* [CHALLENGE] Scan the material that follows. Copy every line containing the word "caption".

## Begin

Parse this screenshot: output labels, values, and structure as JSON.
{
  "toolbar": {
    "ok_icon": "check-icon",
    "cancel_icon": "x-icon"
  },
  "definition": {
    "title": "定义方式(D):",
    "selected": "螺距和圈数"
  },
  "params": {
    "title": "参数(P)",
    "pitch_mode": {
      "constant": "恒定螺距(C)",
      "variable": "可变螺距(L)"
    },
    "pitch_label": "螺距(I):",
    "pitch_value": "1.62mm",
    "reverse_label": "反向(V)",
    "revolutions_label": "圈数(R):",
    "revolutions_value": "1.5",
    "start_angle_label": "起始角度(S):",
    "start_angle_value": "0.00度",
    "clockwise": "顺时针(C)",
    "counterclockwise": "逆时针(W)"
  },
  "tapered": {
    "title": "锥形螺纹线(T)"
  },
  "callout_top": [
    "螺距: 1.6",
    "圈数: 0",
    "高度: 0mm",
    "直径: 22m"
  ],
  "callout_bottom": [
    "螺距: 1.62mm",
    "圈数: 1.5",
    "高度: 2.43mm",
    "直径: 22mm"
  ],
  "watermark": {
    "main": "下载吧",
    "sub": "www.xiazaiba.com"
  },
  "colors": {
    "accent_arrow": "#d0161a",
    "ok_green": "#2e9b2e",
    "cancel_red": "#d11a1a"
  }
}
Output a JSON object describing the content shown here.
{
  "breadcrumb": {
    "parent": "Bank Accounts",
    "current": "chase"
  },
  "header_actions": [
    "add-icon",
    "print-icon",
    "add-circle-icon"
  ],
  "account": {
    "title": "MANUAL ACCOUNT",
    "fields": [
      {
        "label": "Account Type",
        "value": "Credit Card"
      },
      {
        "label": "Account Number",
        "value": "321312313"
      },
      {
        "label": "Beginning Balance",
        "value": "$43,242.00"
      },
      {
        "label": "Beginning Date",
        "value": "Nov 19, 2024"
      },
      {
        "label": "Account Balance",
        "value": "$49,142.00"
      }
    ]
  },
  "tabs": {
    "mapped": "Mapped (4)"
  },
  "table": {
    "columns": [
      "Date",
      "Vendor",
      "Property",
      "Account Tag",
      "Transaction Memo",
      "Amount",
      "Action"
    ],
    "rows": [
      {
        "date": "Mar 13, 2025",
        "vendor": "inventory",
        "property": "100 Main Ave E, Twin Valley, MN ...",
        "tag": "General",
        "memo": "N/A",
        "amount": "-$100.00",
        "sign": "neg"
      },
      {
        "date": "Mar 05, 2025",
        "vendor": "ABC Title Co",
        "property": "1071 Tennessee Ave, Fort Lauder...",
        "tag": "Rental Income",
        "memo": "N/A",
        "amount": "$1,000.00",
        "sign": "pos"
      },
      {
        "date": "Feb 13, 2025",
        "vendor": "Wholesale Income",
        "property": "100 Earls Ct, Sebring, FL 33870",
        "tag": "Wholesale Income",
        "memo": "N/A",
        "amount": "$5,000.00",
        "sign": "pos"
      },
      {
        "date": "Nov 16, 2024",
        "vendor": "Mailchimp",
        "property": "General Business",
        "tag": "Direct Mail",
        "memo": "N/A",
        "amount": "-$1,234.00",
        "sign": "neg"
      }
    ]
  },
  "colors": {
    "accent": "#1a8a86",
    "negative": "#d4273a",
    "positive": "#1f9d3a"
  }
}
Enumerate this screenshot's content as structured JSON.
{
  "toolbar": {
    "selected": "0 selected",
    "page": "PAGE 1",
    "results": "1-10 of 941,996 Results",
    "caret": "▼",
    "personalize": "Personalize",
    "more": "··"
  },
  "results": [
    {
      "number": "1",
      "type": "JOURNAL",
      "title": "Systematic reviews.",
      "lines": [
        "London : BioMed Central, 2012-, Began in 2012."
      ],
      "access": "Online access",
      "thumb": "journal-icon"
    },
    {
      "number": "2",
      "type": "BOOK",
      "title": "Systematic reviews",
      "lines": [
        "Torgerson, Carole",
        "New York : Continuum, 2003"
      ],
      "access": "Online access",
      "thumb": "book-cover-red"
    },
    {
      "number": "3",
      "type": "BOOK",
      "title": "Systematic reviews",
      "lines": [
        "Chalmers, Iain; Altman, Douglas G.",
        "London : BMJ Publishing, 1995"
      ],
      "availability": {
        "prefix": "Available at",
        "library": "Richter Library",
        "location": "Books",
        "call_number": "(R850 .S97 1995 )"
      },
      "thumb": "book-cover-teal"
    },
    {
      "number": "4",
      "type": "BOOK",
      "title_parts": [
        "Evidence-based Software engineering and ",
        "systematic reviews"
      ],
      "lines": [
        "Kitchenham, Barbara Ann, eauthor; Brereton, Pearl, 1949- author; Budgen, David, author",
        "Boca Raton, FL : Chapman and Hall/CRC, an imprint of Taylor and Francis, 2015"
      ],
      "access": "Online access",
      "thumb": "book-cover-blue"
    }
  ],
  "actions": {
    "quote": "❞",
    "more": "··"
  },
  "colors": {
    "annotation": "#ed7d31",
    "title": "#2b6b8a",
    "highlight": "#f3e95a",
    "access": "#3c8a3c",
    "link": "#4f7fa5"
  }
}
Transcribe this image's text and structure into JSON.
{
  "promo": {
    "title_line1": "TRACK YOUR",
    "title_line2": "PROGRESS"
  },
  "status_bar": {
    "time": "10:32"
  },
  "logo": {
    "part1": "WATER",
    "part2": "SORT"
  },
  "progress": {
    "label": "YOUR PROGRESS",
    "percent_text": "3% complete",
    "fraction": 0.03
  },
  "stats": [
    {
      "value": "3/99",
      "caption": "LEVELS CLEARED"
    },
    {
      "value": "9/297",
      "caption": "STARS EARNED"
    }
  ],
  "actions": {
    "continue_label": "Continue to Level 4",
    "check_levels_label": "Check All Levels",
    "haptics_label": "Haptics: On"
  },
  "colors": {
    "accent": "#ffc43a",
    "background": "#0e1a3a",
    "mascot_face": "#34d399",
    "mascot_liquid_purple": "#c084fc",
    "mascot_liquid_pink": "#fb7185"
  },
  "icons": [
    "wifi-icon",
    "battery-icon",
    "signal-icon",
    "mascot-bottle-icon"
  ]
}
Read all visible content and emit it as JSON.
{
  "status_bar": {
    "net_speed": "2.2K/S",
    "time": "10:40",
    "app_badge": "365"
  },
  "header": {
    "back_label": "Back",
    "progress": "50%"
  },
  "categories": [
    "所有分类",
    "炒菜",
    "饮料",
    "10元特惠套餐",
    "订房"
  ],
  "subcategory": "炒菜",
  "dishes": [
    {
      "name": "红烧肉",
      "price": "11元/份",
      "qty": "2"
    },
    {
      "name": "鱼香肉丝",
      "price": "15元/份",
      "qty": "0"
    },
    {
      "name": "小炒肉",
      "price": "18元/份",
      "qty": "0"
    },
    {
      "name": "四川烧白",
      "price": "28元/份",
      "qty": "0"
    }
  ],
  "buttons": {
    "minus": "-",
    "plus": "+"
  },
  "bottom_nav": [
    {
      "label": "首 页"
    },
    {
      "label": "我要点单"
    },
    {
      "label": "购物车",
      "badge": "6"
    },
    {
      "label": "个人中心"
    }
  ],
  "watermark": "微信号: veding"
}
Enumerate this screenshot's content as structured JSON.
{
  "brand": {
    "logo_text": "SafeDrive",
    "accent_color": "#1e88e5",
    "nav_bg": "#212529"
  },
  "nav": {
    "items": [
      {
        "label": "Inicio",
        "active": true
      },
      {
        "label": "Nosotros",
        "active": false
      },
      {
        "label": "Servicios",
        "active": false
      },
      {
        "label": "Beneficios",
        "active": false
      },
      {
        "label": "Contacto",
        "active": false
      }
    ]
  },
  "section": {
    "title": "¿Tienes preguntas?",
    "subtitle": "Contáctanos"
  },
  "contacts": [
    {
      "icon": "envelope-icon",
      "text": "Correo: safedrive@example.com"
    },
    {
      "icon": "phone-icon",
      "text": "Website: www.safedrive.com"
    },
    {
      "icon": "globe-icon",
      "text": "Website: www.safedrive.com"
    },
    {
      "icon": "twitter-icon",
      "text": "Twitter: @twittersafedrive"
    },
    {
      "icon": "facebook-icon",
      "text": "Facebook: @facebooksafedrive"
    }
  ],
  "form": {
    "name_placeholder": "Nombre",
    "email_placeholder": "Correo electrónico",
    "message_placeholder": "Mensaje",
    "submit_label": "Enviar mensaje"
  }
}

## End

* [COMPLETE OUTPUT]
      "caption": "LEVELS CLEARED"
      "caption": "STARS EARNED"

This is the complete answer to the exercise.